▸ **Recorded information**:
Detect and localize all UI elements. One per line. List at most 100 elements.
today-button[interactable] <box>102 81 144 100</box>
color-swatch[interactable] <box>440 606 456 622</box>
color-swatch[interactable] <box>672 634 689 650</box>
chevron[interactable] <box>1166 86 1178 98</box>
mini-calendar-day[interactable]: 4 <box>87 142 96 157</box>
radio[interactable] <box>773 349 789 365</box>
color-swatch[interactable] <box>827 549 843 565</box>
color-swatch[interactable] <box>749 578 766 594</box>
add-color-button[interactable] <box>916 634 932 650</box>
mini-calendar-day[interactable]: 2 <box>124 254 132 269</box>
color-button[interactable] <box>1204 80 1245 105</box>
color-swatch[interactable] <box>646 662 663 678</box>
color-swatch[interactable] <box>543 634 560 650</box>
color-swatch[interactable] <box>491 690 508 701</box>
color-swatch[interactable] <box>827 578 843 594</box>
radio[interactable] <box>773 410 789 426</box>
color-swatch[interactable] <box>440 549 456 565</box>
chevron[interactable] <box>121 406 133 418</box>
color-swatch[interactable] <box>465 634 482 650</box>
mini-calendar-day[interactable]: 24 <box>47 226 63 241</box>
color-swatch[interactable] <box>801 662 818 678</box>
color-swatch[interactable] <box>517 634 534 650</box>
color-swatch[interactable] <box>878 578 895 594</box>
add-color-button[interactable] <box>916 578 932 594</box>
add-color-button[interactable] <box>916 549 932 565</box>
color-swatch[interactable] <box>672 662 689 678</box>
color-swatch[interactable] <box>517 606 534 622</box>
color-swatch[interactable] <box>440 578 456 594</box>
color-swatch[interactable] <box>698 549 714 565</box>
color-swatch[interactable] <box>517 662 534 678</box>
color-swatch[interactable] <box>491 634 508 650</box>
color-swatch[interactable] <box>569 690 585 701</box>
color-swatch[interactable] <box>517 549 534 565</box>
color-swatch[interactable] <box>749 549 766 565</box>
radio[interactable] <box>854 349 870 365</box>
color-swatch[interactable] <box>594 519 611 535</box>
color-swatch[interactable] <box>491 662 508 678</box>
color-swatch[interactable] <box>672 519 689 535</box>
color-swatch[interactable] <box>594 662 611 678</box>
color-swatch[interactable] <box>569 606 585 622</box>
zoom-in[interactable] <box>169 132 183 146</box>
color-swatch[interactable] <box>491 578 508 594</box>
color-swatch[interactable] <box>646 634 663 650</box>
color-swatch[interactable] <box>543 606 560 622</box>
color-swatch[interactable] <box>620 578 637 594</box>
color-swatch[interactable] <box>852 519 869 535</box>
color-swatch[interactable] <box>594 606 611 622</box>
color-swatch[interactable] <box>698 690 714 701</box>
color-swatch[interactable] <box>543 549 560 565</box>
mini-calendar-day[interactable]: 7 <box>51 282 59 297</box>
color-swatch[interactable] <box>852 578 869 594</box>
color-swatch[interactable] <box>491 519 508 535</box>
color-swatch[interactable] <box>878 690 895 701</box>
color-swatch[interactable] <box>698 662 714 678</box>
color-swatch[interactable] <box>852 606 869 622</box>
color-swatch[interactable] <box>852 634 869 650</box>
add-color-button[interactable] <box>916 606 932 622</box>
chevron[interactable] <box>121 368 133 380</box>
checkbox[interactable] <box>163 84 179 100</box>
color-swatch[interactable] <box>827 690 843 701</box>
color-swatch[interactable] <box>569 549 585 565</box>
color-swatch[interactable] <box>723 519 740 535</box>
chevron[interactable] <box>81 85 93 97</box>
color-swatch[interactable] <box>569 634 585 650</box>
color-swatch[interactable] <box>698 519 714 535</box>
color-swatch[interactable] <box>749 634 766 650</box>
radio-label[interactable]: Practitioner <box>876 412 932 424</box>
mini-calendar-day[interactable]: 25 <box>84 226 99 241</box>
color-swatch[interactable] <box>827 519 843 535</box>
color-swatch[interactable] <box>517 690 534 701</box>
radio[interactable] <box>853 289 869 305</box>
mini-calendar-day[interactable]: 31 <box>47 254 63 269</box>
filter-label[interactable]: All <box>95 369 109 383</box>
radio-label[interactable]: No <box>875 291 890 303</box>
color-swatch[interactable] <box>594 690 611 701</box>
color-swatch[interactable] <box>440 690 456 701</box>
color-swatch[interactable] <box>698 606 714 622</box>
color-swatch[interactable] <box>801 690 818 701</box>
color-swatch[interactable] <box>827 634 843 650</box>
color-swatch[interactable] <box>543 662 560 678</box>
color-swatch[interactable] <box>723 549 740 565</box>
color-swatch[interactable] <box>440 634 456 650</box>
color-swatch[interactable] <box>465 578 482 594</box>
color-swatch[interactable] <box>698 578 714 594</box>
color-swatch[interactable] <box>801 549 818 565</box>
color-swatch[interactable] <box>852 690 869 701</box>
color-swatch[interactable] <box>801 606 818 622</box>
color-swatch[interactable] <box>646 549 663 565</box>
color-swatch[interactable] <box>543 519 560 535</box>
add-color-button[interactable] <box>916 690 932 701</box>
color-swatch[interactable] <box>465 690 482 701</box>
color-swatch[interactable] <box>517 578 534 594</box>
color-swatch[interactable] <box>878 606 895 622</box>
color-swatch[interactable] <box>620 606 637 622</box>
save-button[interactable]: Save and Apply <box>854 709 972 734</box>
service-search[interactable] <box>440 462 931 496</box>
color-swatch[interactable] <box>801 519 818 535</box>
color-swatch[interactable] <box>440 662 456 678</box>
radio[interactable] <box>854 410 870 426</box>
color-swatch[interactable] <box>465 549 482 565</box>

▸ **Task details**:
Please repeat all of the data above verbatim, line for line, without changing anything.

▸ **Right answer**:
Detect and localize all UI elements. One per line. List at most 100 elements.
today-button[interactable] <box>102 81 144 100</box>
color-swatch[interactable] <box>440 606 456 622</box>
color-swatch[interactable] <box>672 634 689 650</box>
chevron[interactable] <box>1166 86 1178 98</box>
mini-calendar-day[interactable]: 4 <box>87 142 96 157</box>
radio[interactable] <box>773 349 789 365</box>
color-swatch[interactable] <box>827 549 843 565</box>
color-swatch[interactable] <box>749 578 766 594</box>
add-color-button[interactable] <box>916 634 932 650</box>
mini-calendar-day[interactable]: 2 <box>124 254 132 269</box>
color-button[interactable] <box>1204 80 1245 105</box>
color-swatch[interactable] <box>646 662 663 678</box>
color-swatch[interactable] <box>543 634 560 650</box>
color-swatch[interactable] <box>491 690 508 701</box>
color-swatch[interactable] <box>827 578 843 594</box>
radio[interactable] <box>773 410 789 426</box>
color-swatch[interactable] <box>440 549 456 565</box>
chevron[interactable] <box>121 406 133 418</box>
color-swatch[interactable] <box>465 634 482 650</box>
mini-calendar-day[interactable]: 24 <box>47 226 63 241</box>
color-swatch[interactable] <box>801 662 818 678</box>
color-swatch[interactable] <box>517 634 534 650</box>
color-swatch[interactable] <box>878 578 895 594</box>
add-color-button[interactable] <box>916 578 932 594</box>
add-color-button[interactable] <box>916 549 932 565</box>
color-swatch[interactable] <box>672 662 689 678</box>
color-swatch[interactable] <box>517 606 534 622</box>
color-swatch[interactable] <box>440 578 456 594</box>
color-swatch[interactable] <box>698 549 714 565</box>
color-swatch[interactable] <box>517 662 534 678</box>
color-swatch[interactable] <box>491 634 508 650</box>
color-swatch[interactable] <box>569 690 585 701</box>
color-swatch[interactable] <box>517 549 534 565</box>
color-swatch[interactable] <box>749 549 766 565</box>
radio[interactable] <box>854 349 870 365</box>
color-swatch[interactable] <box>594 519 611 535</box>
color-swatch[interactable] <box>491 662 508 678</box>
color-swatch[interactable] <box>672 519 689 535</box>
color-swatch[interactable] <box>594 662 611 678</box>
color-swatch[interactable] <box>569 606 585 622</box>
zoom-in[interactable] <box>169 132 183 146</box>
color-swatch[interactable] <box>491 578 508 594</box>
color-swatch[interactable] <box>646 634 663 650</box>
color-swatch[interactable] <box>543 606 560 622</box>
color-swatch[interactable] <box>620 578 637 594</box>
color-swatch[interactable] <box>852 519 869 535</box>
color-swatch[interactable] <box>594 606 611 622</box>
color-swatch[interactable] <box>698 690 714 701</box>
color-swatch[interactable] <box>543 549 560 565</box>
mini-calendar-day[interactable]: 7 <box>51 282 59 297</box>
color-swatch[interactable] <box>852 578 869 594</box>
color-swatch[interactable] <box>491 519 508 535</box>
color-swatch[interactable] <box>878 690 895 701</box>
color-swatch[interactable] <box>698 662 714 678</box>
color-swatch[interactable] <box>852 606 869 622</box>
color-swatch[interactable] <box>852 634 869 650</box>
add-color-button[interactable] <box>916 606 932 622</box>
chevron[interactable] <box>121 368 133 380</box>
checkbox[interactable] <box>163 84 179 100</box>
color-swatch[interactable] <box>827 690 843 701</box>
color-swatch[interactable] <box>569 549 585 565</box>
color-swatch[interactable] <box>723 519 740 535</box>
chevron[interactable] <box>81 85 93 97</box>
color-swatch[interactable] <box>569 634 585 650</box>
color-swatch[interactable] <box>698 519 714 535</box>
color-swatch[interactable] <box>749 634 766 650</box>
radio-label[interactable]: Practitioner <box>876 412 932 424</box>
mini-calendar-day[interactable]: 25 <box>84 226 99 241</box>
color-swatch[interactable] <box>827 519 843 535</box>
color-swatch[interactable] <box>517 690 534 701</box>
radio[interactable] <box>853 289 869 305</box>
mini-calendar-day[interactable]: 31 <box>47 254 63 269</box>
filter-label[interactable]: All <box>95 369 109 383</box>
radio-label[interactable]: No <box>875 291 890 303</box>
color-swatch[interactable] <box>594 690 611 701</box>
color-swatch[interactable] <box>440 690 456 701</box>
color-swatch[interactable] <box>698 606 714 622</box>
color-swatch[interactable] <box>801 690 818 701</box>
color-swatch[interactable] <box>827 634 843 650</box>
color-swatch[interactable] <box>543 662 560 678</box>
color-swatch[interactable] <box>723 549 740 565</box>
color-swatch[interactable] <box>440 634 456 650</box>
color-swatch[interactable] <box>465 578 482 594</box>
color-swatch[interactable] <box>698 578 714 594</box>
color-swatch[interactable] <box>801 549 818 565</box>
color-swatch[interactable] <box>852 690 869 701</box>
color-swatch[interactable] <box>801 606 818 622</box>
color-swatch[interactable] <box>646 549 663 565</box>
color-swatch[interactable] <box>543 519 560 535</box>
add-color-button[interactable] <box>916 690 932 701</box>
color-swatch[interactable] <box>465 690 482 701</box>
color-swatch[interactable] <box>517 578 534 594</box>
color-swatch[interactable] <box>878 606 895 622</box>
color-swatch[interactable] <box>620 606 637 622</box>
save-button[interactable]: Save and Apply <box>854 709 972 734</box>
service-search[interactable] <box>440 462 931 496</box>
color-swatch[interactable] <box>801 519 818 535</box>
color-swatch[interactable] <box>440 662 456 678</box>
radio[interactable] <box>854 410 870 426</box>
color-swatch[interactable] <box>465 549 482 565</box>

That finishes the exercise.